# [SET PROBLEM]
Identify all lines below that hold "Address" and collect them.

A run of records
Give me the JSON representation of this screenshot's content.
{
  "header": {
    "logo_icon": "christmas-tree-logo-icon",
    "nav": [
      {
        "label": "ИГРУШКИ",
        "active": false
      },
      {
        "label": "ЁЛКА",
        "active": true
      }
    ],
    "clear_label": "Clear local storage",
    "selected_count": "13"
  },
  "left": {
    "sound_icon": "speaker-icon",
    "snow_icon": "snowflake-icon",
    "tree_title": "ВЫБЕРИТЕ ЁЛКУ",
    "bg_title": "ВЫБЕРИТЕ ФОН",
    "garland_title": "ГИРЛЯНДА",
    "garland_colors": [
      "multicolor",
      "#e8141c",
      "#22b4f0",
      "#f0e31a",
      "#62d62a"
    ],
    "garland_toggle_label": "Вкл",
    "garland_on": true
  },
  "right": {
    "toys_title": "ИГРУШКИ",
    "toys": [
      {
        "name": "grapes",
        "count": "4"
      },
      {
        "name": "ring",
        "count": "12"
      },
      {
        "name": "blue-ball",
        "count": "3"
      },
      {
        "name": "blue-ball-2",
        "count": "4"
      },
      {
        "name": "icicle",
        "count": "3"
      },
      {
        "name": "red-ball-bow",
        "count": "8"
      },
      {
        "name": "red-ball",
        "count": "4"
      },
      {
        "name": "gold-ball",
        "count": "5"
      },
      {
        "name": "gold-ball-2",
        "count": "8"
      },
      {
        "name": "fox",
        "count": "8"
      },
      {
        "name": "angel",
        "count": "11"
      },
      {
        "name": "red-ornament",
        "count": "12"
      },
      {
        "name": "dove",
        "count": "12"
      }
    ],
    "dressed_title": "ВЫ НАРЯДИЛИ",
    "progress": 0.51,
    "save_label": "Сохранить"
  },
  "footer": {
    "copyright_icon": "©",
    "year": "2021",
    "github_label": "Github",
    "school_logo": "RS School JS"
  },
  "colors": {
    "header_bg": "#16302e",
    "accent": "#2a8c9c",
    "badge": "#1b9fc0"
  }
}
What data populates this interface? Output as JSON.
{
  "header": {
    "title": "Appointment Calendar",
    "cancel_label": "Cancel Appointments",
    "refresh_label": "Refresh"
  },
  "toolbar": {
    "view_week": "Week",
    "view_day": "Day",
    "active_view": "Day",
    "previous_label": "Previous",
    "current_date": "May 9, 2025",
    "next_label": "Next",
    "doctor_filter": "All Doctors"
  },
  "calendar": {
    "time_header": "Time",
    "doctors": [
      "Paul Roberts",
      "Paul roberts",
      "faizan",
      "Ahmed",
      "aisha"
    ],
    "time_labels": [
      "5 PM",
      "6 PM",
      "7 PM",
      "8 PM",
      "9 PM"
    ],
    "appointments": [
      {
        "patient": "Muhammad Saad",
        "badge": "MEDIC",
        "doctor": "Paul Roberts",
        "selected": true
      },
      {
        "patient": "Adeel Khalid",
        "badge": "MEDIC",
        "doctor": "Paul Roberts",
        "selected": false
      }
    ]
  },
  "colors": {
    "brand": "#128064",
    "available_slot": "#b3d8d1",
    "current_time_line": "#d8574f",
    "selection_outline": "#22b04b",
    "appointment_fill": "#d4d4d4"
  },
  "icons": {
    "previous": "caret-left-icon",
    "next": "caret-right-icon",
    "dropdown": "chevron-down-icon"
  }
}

==

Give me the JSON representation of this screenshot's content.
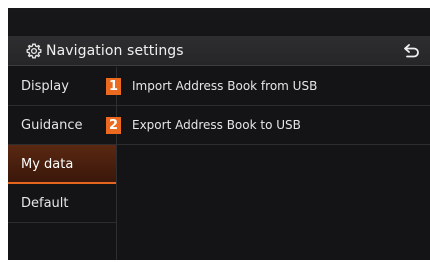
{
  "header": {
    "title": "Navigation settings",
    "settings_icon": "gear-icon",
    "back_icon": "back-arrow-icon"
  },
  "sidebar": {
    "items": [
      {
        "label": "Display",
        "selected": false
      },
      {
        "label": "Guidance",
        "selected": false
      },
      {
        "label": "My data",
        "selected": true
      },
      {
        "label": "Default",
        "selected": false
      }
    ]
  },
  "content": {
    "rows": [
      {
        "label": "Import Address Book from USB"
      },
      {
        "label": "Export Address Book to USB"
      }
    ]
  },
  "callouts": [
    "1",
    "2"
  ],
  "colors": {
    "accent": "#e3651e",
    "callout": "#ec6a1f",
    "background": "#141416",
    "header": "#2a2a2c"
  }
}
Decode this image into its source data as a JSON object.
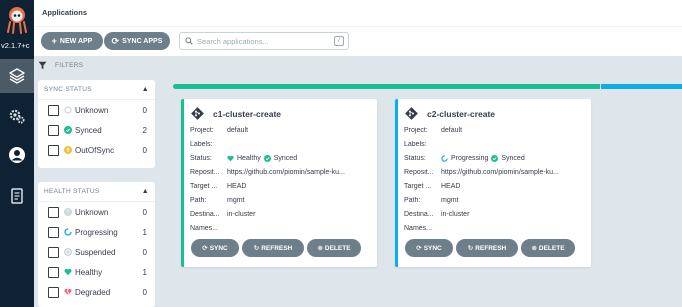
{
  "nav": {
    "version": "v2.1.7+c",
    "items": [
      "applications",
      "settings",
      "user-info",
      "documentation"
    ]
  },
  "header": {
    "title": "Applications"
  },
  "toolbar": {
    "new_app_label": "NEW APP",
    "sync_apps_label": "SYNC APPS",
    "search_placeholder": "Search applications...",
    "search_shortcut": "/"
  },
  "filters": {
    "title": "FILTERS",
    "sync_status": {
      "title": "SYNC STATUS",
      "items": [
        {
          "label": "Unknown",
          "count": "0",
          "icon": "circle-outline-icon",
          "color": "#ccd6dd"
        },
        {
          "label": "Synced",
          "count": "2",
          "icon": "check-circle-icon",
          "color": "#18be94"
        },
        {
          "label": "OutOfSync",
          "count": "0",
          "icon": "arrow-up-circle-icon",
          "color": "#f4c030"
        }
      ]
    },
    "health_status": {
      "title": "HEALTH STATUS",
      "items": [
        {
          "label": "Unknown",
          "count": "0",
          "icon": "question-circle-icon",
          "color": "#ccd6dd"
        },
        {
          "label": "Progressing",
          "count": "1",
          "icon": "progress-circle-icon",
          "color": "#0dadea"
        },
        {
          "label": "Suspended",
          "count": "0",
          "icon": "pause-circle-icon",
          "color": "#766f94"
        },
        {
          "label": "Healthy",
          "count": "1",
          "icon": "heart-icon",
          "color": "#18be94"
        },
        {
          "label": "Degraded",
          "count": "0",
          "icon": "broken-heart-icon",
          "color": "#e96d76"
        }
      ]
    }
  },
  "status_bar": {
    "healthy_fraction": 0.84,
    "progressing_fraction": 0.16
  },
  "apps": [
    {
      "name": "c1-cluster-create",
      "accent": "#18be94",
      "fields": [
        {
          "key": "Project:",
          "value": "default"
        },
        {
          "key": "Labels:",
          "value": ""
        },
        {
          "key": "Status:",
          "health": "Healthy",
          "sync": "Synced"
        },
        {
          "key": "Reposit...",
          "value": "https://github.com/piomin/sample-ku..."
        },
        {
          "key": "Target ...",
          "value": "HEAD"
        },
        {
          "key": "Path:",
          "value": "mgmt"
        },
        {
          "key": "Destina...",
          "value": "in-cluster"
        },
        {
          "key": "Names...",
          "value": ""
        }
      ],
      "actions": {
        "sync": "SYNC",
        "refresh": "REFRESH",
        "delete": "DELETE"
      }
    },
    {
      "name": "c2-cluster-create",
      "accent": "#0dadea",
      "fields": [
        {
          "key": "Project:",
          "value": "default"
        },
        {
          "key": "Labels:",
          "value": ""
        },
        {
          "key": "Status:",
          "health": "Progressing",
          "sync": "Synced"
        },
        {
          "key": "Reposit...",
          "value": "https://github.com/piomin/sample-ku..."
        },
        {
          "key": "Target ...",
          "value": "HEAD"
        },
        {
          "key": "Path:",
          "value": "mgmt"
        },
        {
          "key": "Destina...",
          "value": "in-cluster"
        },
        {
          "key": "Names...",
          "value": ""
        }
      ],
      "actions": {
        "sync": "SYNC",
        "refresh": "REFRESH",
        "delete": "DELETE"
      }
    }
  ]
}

# [ANSWER TO THIS EXERCISE]
        "label": "Import Address Book from USB"
        "label": "Export Address Book to USB"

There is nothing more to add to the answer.